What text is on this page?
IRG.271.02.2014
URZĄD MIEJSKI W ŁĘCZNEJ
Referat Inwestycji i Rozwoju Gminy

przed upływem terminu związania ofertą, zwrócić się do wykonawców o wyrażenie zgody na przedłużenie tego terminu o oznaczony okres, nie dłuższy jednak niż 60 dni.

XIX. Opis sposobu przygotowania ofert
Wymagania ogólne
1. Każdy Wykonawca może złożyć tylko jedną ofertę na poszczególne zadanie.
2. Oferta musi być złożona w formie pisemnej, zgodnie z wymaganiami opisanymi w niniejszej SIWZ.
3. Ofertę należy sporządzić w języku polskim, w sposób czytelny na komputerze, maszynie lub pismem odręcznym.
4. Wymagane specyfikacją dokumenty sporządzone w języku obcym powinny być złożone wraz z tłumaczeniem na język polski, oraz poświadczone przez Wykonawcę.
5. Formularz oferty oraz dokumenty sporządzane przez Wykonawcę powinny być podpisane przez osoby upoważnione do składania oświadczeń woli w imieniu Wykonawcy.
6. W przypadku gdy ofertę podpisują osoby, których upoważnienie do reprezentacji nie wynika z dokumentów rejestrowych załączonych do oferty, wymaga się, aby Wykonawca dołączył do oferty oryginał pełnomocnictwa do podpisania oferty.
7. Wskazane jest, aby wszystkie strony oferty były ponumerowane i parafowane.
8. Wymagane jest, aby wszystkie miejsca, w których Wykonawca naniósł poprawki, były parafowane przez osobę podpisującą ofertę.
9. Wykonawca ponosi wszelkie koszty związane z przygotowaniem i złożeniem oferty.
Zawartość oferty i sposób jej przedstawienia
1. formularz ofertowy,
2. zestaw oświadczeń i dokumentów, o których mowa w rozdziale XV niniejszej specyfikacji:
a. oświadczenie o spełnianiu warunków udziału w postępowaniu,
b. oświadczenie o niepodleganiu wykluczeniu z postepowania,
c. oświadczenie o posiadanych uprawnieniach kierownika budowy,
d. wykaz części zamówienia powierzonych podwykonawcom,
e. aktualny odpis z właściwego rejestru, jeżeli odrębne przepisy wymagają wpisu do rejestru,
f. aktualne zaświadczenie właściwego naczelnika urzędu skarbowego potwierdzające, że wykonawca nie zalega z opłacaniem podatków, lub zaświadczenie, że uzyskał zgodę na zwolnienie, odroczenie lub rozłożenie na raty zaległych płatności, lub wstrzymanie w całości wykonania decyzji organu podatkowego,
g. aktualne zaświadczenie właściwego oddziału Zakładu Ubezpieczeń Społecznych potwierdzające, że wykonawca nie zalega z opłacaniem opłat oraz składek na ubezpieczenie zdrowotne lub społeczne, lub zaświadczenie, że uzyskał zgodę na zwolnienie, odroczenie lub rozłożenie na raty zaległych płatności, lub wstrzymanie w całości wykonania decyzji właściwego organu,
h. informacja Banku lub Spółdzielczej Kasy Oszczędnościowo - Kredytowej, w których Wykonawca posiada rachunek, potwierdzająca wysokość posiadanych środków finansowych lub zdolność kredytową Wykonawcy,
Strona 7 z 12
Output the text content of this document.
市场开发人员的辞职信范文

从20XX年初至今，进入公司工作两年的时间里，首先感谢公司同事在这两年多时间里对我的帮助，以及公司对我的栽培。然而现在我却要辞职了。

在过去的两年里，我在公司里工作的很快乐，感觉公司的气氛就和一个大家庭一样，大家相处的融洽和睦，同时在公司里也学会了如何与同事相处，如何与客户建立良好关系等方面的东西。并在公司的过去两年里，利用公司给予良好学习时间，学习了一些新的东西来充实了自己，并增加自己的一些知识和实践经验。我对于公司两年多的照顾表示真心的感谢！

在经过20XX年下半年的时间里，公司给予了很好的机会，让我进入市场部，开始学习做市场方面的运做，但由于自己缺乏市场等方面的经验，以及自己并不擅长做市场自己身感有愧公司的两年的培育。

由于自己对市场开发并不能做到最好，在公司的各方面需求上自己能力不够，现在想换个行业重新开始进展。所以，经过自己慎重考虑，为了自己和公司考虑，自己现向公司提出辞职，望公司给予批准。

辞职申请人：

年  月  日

▬▬▬

- What is required: Copy exactly the lines from the one containing "Output the text content of this document." through the last line of the records, both included, and nothing else.

- Result for this task:
Output the text content of this document.
市场开发人员的辞职信范文

从20XX年初至今，进入公司工作两年的时间里，首先感谢公司同事在这两年多时间里对我的帮助，以及公司对我的栽培。然而现在我却要辞职了。

在过去的两年里，我在公司里工作的很快乐，感觉公司的气氛就和一个大家庭一样，大家相处的融洽和睦，同时在公司里也学会了如何与同事相处，如何与客户建立良好关系等方面的东西。并在公司的过去两年里，利用公司给予良好学习时间，学习了一些新的东西来充实了自己，并增加自己的一些知识和实践经验。我对于公司两年多的照顾表示真心的感谢！

在经过20XX年下半年的时间里，公司给予了很好的机会，让我进入市场部，开始学习做市场方面的运做，但由于自己缺乏市场等方面的经验，以及自己并不擅长做市场自己身感有愧公司的两年的培育。

由于自己对市场开发并不能做到最好，在公司的各方面需求上自己能力不够，现在想换个行业重新开始进展。所以，经过自己慎重考虑，为了自己和公司考虑，自己现向公司提出辞职，望公司给予批准。

辞职申请人：

年  月  日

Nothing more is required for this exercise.